**Directions**
Among the lines listed below, count those that include the string "screenshot", and state only the count.

─── Excerpted records ───

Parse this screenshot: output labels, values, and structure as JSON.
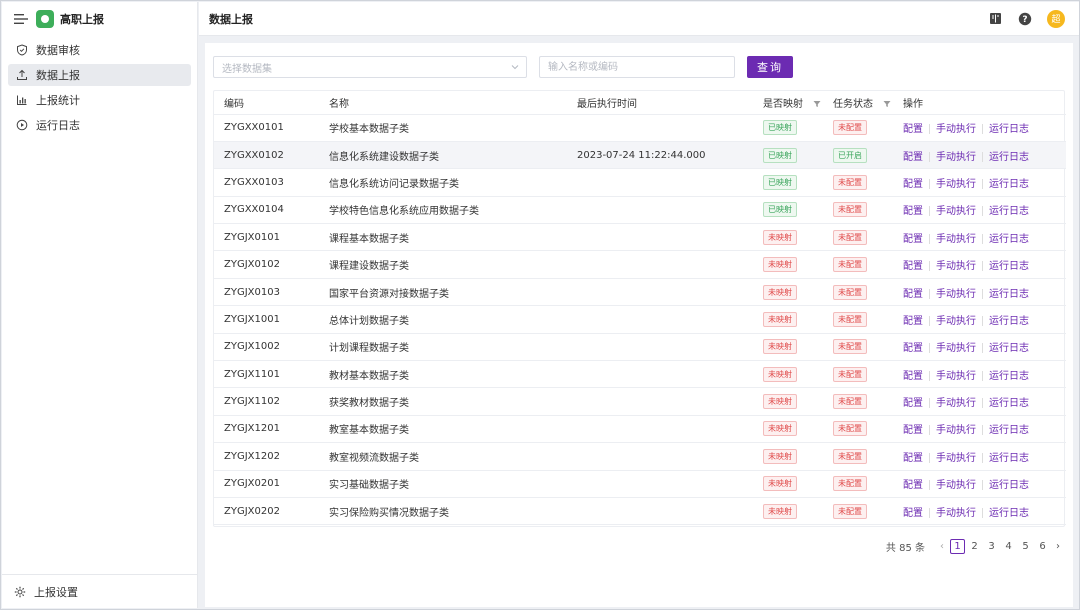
{
  "app": {
    "name": "高职上报"
  },
  "sidebar": {
    "items": [
      {
        "label": "数据审核",
        "icon": "shield-icon",
        "active": false
      },
      {
        "label": "数据上报",
        "icon": "upload-icon",
        "active": true
      },
      {
        "label": "上报统计",
        "icon": "bar-chart-icon",
        "active": false
      },
      {
        "label": "运行日志",
        "icon": "play-circle-icon",
        "active": false
      }
    ],
    "footer_label": "上报设置"
  },
  "header": {
    "title": "数据上报",
    "avatar_text": "超"
  },
  "filters": {
    "select_placeholder": "选择数据集",
    "search_placeholder": "输入名称或编码",
    "query_label": "查询"
  },
  "table": {
    "columns": [
      "编码",
      "名称",
      "最后执行时间",
      "是否映射",
      "任务状态",
      "操作"
    ],
    "ops": [
      "配置",
      "手动执行",
      "运行日志"
    ],
    "rows": [
      {
        "code": "ZYGXX0101",
        "name": "学校基本数据子类",
        "time": "",
        "mapped": "已映射",
        "mapped_ok": true,
        "status": "未配置",
        "status_ok": false
      },
      {
        "code": "ZYGXX0102",
        "name": "信息化系统建设数据子类",
        "time": "2023-07-24 11:22:44.000",
        "mapped": "已映射",
        "mapped_ok": true,
        "status": "已开启",
        "status_ok": true
      },
      {
        "code": "ZYGXX0103",
        "name": "信息化系统访问记录数据子类",
        "time": "",
        "mapped": "已映射",
        "mapped_ok": true,
        "status": "未配置",
        "status_ok": false
      },
      {
        "code": "ZYGXX0104",
        "name": "学校特色信息化系统应用数据子类",
        "time": "",
        "mapped": "已映射",
        "mapped_ok": true,
        "status": "未配置",
        "status_ok": false
      },
      {
        "code": "ZYGJX0101",
        "name": "课程基本数据子类",
        "time": "",
        "mapped": "未映射",
        "mapped_ok": false,
        "status": "未配置",
        "status_ok": false
      },
      {
        "code": "ZYGJX0102",
        "name": "课程建设数据子类",
        "time": "",
        "mapped": "未映射",
        "mapped_ok": false,
        "status": "未配置",
        "status_ok": false
      },
      {
        "code": "ZYGJX0103",
        "name": "国家平台资源对接数据子类",
        "time": "",
        "mapped": "未映射",
        "mapped_ok": false,
        "status": "未配置",
        "status_ok": false
      },
      {
        "code": "ZYGJX1001",
        "name": "总体计划数据子类",
        "time": "",
        "mapped": "未映射",
        "mapped_ok": false,
        "status": "未配置",
        "status_ok": false
      },
      {
        "code": "ZYGJX1002",
        "name": "计划课程数据子类",
        "time": "",
        "mapped": "未映射",
        "mapped_ok": false,
        "status": "未配置",
        "status_ok": false
      },
      {
        "code": "ZYGJX1101",
        "name": "教材基本数据子类",
        "time": "",
        "mapped": "未映射",
        "mapped_ok": false,
        "status": "未配置",
        "status_ok": false
      },
      {
        "code": "ZYGJX1102",
        "name": "获奖教材数据子类",
        "time": "",
        "mapped": "未映射",
        "mapped_ok": false,
        "status": "未配置",
        "status_ok": false
      },
      {
        "code": "ZYGJX1201",
        "name": "教室基本数据子类",
        "time": "",
        "mapped": "未映射",
        "mapped_ok": false,
        "status": "未配置",
        "status_ok": false
      },
      {
        "code": "ZYGJX1202",
        "name": "教室视频流数据子类",
        "time": "",
        "mapped": "未映射",
        "mapped_ok": false,
        "status": "未配置",
        "status_ok": false
      },
      {
        "code": "ZYGJX0201",
        "name": "实习基础数据子类",
        "time": "",
        "mapped": "未映射",
        "mapped_ok": false,
        "status": "未配置",
        "status_ok": false
      },
      {
        "code": "ZYGJX0202",
        "name": "实习保险购买情况数据子类",
        "time": "",
        "mapped": "未映射",
        "mapped_ok": false,
        "status": "未配置",
        "status_ok": false
      }
    ]
  },
  "pagination": {
    "total_text": "共 85 条",
    "pages": [
      "1",
      "2",
      "3",
      "4",
      "5",
      "6"
    ],
    "current": "1"
  },
  "colors": {
    "accent": "#6c2bb2",
    "success": "#3ba55c",
    "danger": "#e04a4a",
    "logo": "#3dae5a",
    "avatar": "#f6b81e"
  }
}
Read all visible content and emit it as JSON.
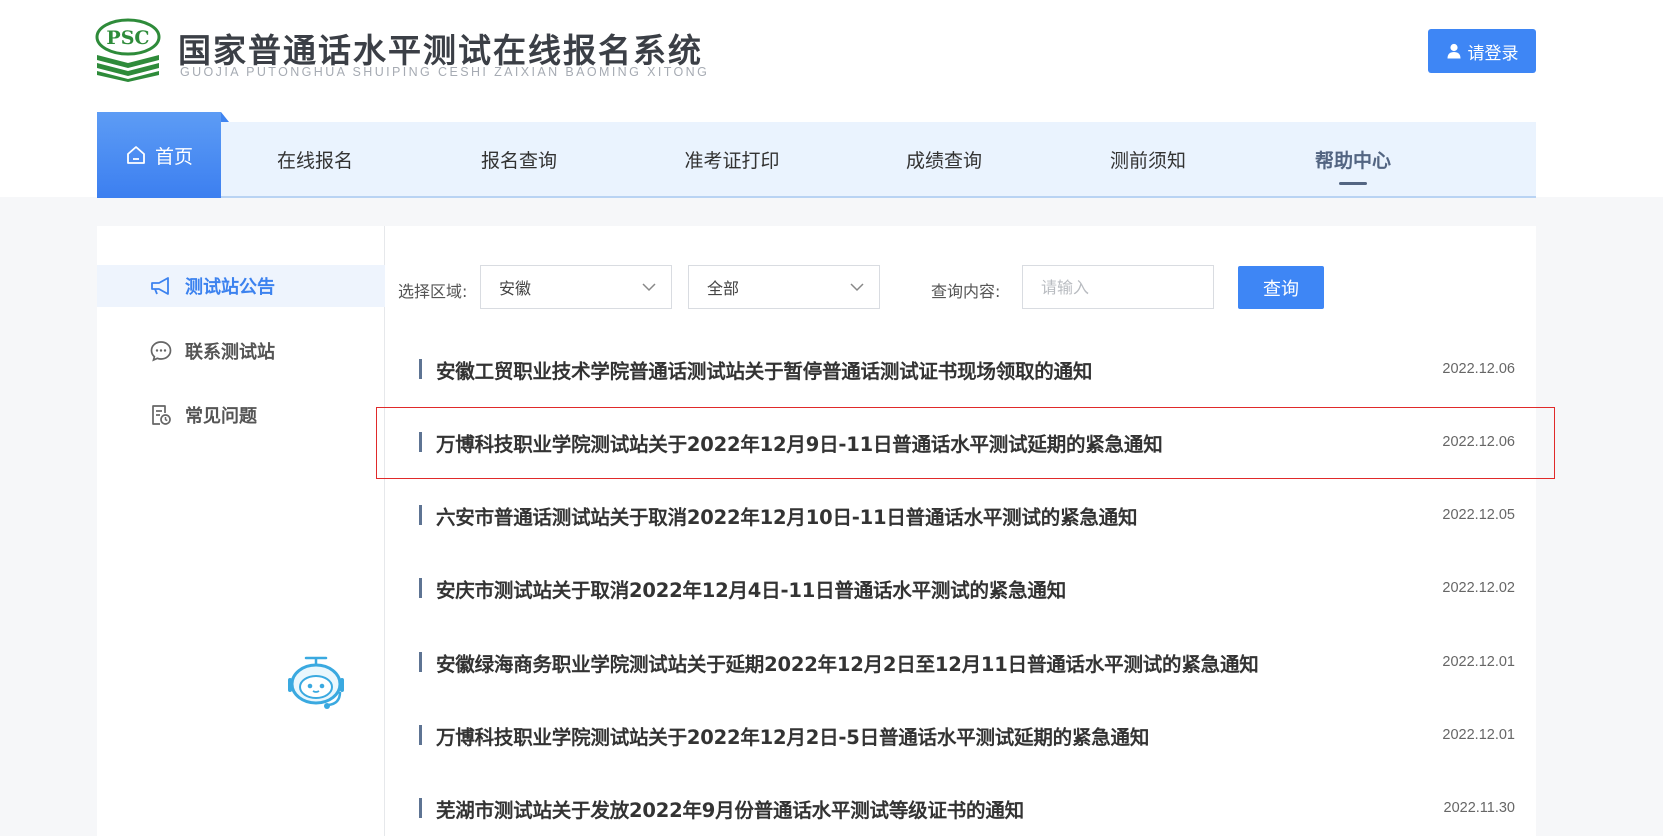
{
  "header": {
    "logo_abbr": "PSC",
    "title": "国家普通话水平测试在线报名系统",
    "subtitle": "GUOJIA PUTONGHUA SHUIPING CESHI ZAIXIAN BAOMING XITONG",
    "login_label": "请登录",
    "brand_color": "#3e86f5"
  },
  "nav": {
    "items": [
      {
        "label": "首页",
        "icon": "home-icon",
        "active": true
      },
      {
        "label": "在线报名"
      },
      {
        "label": "报名查询"
      },
      {
        "label": "准考证打印"
      },
      {
        "label": "成绩查询"
      },
      {
        "label": "测前须知"
      },
      {
        "label": "帮助中心",
        "current": true
      }
    ]
  },
  "sidebar": {
    "items": [
      {
        "label": "测试站公告",
        "icon": "megaphone-icon",
        "active": true
      },
      {
        "label": "联系测试站",
        "icon": "chat-bubble-icon"
      },
      {
        "label": "常见问题",
        "icon": "document-clock-icon"
      }
    ],
    "assistant_icon": "robot-assistant-icon"
  },
  "filter": {
    "region_label": "选择区域:",
    "region_value": "安徽",
    "scope_value": "全部",
    "query_label": "查询内容:",
    "query_placeholder": "请输入",
    "query_button": "查询"
  },
  "notices": [
    {
      "title": "安徽工贸职业技术学院普通话测试站关于暂停普通话测试证书现场领取的通知",
      "date": "2022.12.06"
    },
    {
      "title": "万博科技职业学院测试站关于2022年12月9日-11日普通话水平测试延期的紧急通知",
      "date": "2022.12.06",
      "highlighted": true
    },
    {
      "title": "六安市普通话测试站关于取消2022年12月10日-11日普通话水平测试的紧急通知",
      "date": "2022.12.05"
    },
    {
      "title": "安庆市测试站关于取消2022年12月4日-11日普通话水平测试的紧急通知",
      "date": "2022.12.02"
    },
    {
      "title": "安徽绿海商务职业学院测试站关于延期2022年12月2日至12月11日普通话水平测试的紧急通知",
      "date": "2022.12.01"
    },
    {
      "title": "万博科技职业学院测试站关于2022年12月2日-5日普通话水平测试延期的紧急通知",
      "date": "2022.12.01"
    },
    {
      "title": "芜湖市测试站关于发放2022年9月份普通话水平测试等级证书的通知",
      "date": "2022.11.30"
    }
  ]
}
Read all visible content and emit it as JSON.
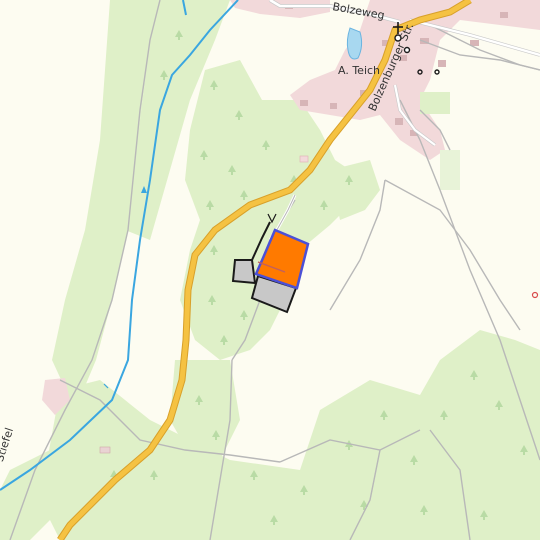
{
  "labels": {
    "bolzeweg": "Bolzeweg",
    "teich": "A. Teich",
    "bolzenburger": "Bolzenburger Str.",
    "stiefel": "Stiefel"
  },
  "colors": {
    "background": "#fdfcf1",
    "forest": "#dff0c8",
    "forest_symbol": "#b9dba5",
    "village": "#f2d9da",
    "road_primary": "#f5c242",
    "road_primary_casing": "#d8a02a",
    "stream": "#3aa6e0",
    "track": "#b8b8b8",
    "highlight_fill": "#ff7a00",
    "highlight_border": "#4b50d6",
    "building": "#c8c8c8",
    "building_outline": "#1a1a1a"
  },
  "icons": [
    "tree-icon",
    "church-icon",
    "circle-marker-icon",
    "arrow-icon"
  ]
}
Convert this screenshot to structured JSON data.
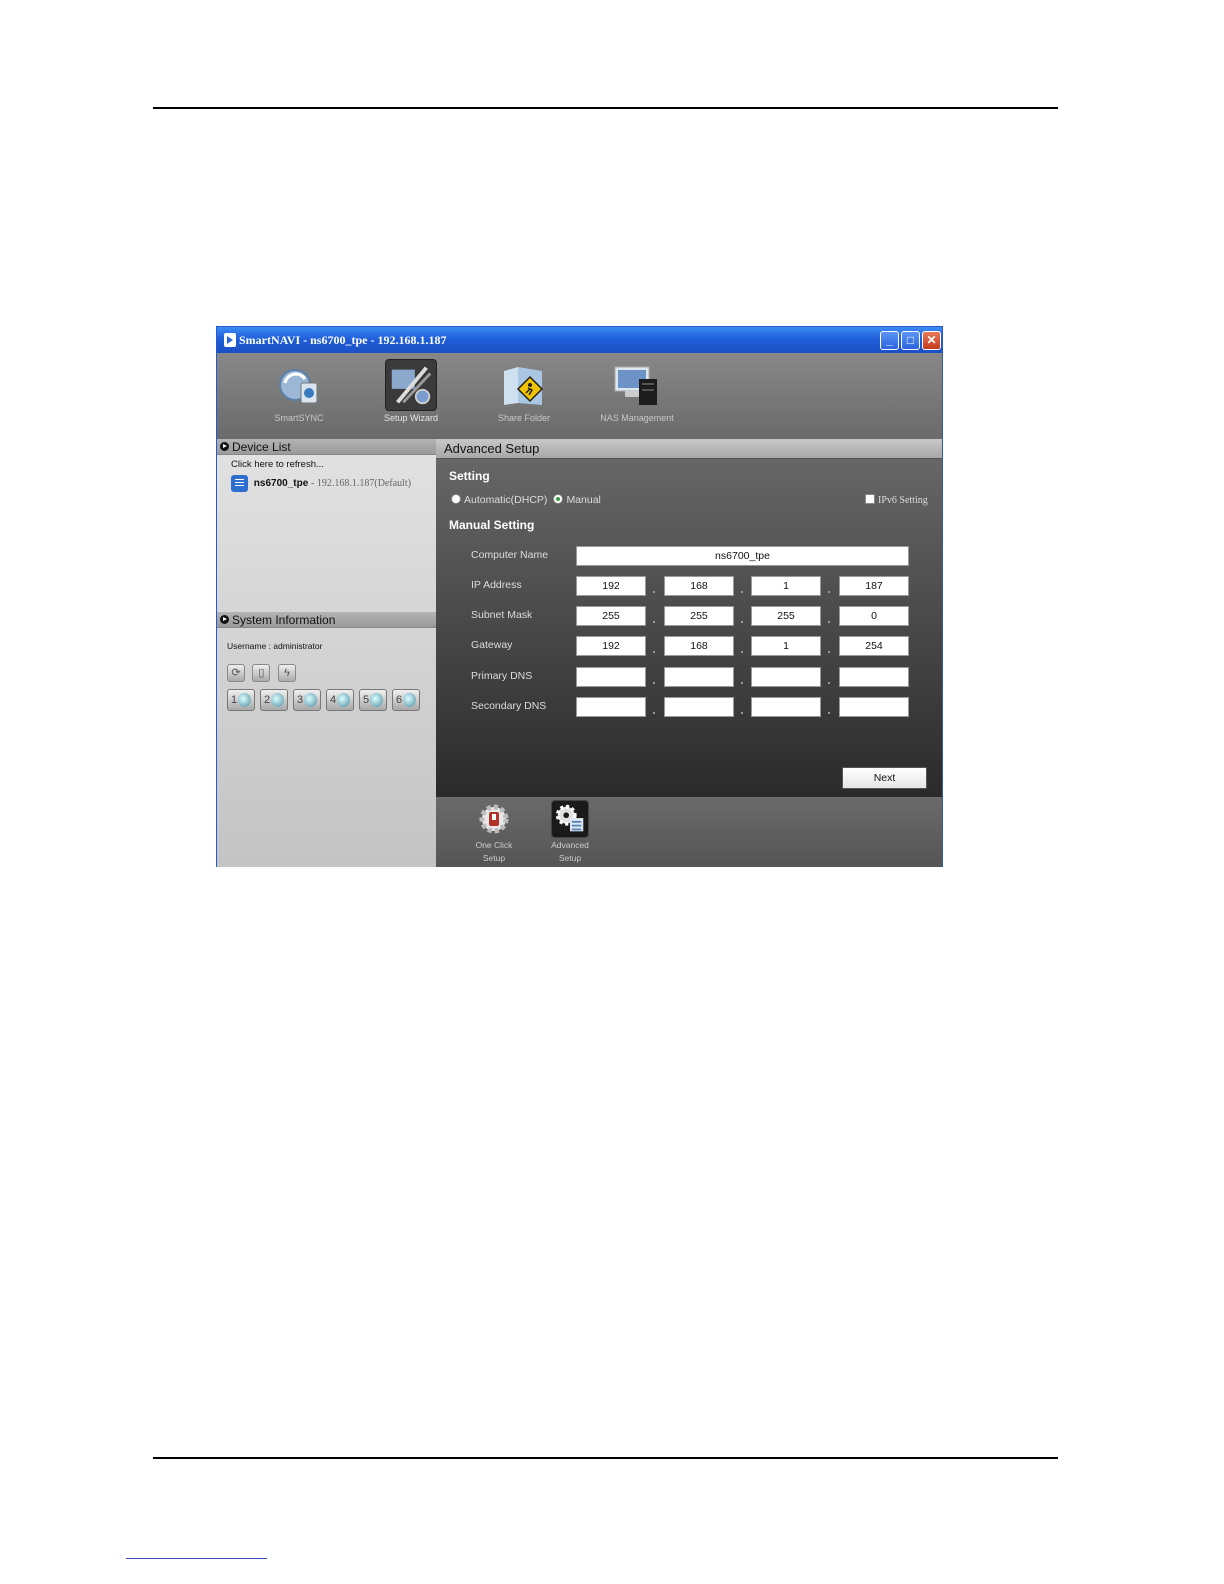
{
  "window": {
    "title": "SmartNAVI - ns6700_tpe - 192.168.1.187",
    "min_glyph": "_",
    "max_glyph": "□",
    "close_glyph": "✕"
  },
  "toolbar": {
    "items": [
      {
        "label": "SmartSYNC",
        "icon": "smartsync-icon"
      },
      {
        "label": "Setup Wizard",
        "icon": "setup-wizard-icon",
        "selected": true
      },
      {
        "label": "Share Folder",
        "icon": "share-folder-icon"
      },
      {
        "label": "NAS Management",
        "icon": "nas-management-icon"
      }
    ]
  },
  "device_list": {
    "heading": "Device List",
    "refresh_text": "Click here to refresh...",
    "device_name": "ns6700_tpe",
    "device_detail": " - 192.168.1.187(Default)"
  },
  "system_info": {
    "heading": "System Information",
    "username_text": "Username : administrator",
    "disks": [
      "1",
      "2",
      "3",
      "4",
      "5",
      "6"
    ]
  },
  "main": {
    "heading": "Advanced Setup",
    "setting_heading": "Setting",
    "radio_dhcp": "Automatic(DHCP)",
    "radio_manual": "Manual",
    "selected_mode": "Manual",
    "ipv6_label": "IPv6 Setting",
    "ipv6_checked": false,
    "manual_heading": "Manual Setting",
    "computer_name_label": "Computer Name",
    "computer_name_value": "ns6700_tpe",
    "ip_label": "IP Address",
    "ip": [
      "192",
      "168",
      "1",
      "187"
    ],
    "subnet_label": "Subnet Mask",
    "subnet": [
      "255",
      "255",
      "255",
      "0"
    ],
    "gateway_label": "Gateway",
    "gateway": [
      "192",
      "168",
      "1",
      "254"
    ],
    "dns1_label": "Primary DNS",
    "dns1": [
      "",
      "",
      "",
      ""
    ],
    "dns2_label": "Secondary DNS",
    "dns2": [
      "",
      "",
      "",
      ""
    ],
    "next_label": "Next"
  },
  "bottom": {
    "one_click_label_1": "One Click",
    "one_click_label_2": "Setup",
    "advanced_label_1": "Advanced",
    "advanced_label_2": "Setup"
  },
  "colors": {
    "titlebar": "#1f5fd9",
    "radio_selected": "#3a9a3a"
  }
}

───

**Task response**
2